TASK GOAL → Please report every line from the material that contains the word "있습니다".

(Data entries)
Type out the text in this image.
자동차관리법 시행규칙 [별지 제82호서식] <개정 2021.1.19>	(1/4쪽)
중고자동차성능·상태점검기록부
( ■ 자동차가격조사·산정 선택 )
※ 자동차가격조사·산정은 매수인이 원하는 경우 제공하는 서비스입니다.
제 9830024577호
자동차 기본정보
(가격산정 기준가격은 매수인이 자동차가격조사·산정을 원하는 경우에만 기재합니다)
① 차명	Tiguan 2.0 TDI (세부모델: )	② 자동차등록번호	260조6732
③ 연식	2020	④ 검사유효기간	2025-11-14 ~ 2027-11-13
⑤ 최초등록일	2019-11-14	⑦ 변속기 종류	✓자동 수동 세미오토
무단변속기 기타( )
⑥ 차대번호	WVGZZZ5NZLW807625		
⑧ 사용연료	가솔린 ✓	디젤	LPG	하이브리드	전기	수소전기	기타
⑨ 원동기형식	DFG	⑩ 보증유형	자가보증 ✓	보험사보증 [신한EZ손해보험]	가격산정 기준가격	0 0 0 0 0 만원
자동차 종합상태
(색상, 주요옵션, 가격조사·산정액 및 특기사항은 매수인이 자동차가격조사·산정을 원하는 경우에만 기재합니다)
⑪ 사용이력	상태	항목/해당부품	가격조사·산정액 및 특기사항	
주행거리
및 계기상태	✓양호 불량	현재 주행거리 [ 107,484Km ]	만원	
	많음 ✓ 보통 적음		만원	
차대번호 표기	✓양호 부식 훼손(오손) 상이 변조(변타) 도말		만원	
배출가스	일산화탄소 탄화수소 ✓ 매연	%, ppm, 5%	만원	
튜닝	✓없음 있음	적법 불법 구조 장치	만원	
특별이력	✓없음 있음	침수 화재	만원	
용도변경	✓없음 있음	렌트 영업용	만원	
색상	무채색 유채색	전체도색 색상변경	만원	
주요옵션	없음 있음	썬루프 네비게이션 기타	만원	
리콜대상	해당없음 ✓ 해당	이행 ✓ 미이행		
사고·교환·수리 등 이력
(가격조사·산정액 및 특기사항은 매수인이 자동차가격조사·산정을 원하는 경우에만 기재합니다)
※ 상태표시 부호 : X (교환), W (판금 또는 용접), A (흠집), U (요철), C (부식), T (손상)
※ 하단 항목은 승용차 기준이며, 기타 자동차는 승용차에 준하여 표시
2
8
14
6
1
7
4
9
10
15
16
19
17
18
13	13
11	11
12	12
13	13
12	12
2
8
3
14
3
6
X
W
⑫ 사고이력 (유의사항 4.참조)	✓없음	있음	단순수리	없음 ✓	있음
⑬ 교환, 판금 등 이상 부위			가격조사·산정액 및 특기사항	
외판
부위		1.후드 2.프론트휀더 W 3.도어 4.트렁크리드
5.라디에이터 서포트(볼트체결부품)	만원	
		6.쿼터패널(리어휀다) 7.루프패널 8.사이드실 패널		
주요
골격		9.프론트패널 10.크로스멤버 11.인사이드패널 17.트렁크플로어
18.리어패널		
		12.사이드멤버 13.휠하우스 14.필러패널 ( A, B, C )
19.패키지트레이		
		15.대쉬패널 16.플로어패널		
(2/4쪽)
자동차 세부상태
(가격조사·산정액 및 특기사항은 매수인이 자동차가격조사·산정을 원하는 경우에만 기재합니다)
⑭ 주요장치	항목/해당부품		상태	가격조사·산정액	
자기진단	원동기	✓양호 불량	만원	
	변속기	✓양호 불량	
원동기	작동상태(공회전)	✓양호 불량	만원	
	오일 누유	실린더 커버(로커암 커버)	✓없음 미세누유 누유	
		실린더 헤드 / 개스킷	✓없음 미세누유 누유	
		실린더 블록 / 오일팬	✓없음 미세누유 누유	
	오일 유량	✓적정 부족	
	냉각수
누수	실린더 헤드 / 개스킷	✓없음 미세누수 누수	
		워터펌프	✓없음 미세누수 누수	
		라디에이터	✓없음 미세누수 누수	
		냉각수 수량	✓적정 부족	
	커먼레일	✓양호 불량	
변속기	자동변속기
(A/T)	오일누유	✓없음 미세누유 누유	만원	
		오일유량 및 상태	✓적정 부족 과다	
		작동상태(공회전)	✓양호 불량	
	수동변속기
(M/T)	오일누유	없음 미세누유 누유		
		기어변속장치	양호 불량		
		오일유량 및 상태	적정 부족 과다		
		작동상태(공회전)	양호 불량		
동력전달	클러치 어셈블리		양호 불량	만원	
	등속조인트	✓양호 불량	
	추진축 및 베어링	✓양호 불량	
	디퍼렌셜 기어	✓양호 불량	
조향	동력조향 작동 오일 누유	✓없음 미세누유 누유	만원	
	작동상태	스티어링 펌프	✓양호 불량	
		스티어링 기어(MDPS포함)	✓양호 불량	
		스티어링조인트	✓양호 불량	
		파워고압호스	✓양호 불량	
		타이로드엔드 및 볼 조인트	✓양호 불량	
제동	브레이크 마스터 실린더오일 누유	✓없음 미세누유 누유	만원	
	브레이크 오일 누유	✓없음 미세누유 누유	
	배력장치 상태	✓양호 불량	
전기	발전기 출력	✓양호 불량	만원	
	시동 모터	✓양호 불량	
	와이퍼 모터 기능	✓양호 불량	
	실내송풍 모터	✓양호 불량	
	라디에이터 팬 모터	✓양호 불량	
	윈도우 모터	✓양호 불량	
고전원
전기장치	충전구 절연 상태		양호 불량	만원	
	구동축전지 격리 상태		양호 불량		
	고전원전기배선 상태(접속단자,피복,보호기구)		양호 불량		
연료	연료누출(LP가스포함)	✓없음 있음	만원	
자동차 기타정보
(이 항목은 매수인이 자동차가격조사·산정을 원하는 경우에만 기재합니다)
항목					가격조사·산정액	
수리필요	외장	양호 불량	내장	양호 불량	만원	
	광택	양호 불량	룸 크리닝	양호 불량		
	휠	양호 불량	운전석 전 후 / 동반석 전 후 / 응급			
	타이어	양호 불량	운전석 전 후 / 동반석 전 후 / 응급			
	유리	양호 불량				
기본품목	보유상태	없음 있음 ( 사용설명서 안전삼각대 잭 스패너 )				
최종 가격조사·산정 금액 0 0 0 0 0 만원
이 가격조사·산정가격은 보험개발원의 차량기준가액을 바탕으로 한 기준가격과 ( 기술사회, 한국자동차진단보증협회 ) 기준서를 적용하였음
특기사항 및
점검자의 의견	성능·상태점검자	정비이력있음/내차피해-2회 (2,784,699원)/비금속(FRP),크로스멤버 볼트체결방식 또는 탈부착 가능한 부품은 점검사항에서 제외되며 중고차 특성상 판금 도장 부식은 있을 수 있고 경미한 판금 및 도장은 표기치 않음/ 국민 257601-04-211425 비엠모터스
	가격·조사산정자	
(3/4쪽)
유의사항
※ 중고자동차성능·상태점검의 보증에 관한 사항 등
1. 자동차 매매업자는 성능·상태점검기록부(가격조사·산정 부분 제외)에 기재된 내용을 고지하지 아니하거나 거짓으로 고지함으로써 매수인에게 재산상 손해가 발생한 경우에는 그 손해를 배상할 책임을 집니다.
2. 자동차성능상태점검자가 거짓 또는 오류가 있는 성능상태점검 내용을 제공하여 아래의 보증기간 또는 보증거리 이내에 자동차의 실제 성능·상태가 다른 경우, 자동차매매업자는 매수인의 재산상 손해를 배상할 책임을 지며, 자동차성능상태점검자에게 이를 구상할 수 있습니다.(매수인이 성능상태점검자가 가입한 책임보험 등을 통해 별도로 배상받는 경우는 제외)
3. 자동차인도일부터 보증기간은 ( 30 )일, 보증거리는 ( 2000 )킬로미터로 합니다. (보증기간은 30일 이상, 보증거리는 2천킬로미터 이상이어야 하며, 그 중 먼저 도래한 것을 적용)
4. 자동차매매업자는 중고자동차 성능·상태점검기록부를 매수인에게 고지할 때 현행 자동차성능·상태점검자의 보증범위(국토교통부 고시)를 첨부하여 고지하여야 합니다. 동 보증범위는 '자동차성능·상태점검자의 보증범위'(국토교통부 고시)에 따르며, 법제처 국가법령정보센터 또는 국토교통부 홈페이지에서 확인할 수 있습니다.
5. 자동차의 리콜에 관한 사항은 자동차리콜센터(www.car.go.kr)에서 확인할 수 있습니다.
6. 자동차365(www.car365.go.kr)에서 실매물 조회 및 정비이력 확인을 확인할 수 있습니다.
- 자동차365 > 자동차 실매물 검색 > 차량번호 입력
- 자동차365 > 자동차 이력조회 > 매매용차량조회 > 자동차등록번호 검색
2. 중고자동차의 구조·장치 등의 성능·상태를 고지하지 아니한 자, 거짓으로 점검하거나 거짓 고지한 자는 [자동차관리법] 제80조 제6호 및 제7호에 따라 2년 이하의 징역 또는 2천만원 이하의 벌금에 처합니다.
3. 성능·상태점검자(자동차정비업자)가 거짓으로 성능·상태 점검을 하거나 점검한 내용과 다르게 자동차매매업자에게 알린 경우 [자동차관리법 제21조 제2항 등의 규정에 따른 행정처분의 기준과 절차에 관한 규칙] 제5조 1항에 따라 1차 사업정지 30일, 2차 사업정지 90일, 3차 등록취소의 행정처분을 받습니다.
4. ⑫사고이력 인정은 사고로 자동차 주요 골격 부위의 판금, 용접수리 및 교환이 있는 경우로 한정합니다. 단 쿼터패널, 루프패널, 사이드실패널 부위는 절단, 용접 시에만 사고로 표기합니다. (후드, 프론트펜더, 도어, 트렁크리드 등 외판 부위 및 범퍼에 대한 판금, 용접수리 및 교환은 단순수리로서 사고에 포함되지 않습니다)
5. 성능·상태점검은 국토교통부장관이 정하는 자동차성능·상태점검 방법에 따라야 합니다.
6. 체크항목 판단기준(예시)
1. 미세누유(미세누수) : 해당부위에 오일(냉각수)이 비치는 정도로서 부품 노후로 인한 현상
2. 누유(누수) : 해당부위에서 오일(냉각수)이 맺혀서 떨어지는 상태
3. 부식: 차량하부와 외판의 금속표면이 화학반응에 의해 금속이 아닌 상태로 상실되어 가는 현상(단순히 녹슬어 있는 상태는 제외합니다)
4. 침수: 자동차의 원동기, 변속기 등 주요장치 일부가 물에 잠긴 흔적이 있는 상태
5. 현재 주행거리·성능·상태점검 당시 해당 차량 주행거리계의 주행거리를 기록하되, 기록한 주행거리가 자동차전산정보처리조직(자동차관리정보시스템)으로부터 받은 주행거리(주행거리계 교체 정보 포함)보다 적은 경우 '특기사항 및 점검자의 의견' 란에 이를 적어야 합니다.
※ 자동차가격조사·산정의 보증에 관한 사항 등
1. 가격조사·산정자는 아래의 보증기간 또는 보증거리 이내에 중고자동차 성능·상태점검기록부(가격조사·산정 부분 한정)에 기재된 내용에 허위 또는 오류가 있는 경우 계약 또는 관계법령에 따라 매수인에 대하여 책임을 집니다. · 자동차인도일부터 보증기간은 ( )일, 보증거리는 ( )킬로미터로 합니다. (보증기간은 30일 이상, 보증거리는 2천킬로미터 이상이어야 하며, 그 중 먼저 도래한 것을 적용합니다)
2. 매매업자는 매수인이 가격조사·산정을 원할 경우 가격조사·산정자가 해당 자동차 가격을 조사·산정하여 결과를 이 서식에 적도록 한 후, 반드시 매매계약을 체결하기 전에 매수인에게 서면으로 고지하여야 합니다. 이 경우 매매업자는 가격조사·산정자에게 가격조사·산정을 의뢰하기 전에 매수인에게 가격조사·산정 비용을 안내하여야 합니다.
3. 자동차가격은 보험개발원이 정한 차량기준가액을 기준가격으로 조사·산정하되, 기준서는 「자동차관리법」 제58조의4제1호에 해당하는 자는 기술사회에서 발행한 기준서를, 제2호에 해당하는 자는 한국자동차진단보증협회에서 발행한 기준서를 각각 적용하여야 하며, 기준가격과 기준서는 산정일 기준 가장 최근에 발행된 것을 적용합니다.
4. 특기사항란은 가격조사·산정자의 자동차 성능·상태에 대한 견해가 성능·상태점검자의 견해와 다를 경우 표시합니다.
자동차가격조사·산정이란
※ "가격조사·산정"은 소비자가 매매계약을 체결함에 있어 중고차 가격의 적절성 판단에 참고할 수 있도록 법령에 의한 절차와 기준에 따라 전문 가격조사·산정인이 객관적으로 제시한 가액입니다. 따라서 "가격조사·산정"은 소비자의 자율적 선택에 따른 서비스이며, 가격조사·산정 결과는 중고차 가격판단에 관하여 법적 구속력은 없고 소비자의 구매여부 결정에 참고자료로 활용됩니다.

SOLVED EXERCISE →
2. 자동차성능상태점검자가 거짓 또는 오류가 있는 성능상태점검 내용을 제공하여 아래의 보증기간 또는 보증거리 이내에 자동차의 실제 성능·상태가 다른 경우, 자동차매매업자는 매수인의 재산상 손해를 배상할 책임을 지며, 자동차성능상태점검자에게 이를 구상할 수 있습니다.(매수인이 성능상태점검자가 가입한 책임보험 등을 통해 별도로 배상받는 경우는 제외)
4. 자동차매매업자는 중고자동차 성능·상태점검기록부를 매수인에게 고지할 때 현행 자동차성능·상태점검자의 보증범위(국토교통부 고시)를 첨부하여 고지하여야 합니다. 동 보증범위는 '자동차성능·상태점검자의 보증범위'(국토교통부 고시)에 따르며, 법제처 국가법령정보센터 또는 국토교통부 홈페이지에서 확인할 수 있습니다.
5. 자동차의 리콜에 관한 사항은 자동차리콜센터(www.car.go.kr)에서 확인할 수 있습니다.
6. 자동차365(www.car365.go.kr)에서 실매물 조회 및 정비이력 확인을 확인할 수 있습니다.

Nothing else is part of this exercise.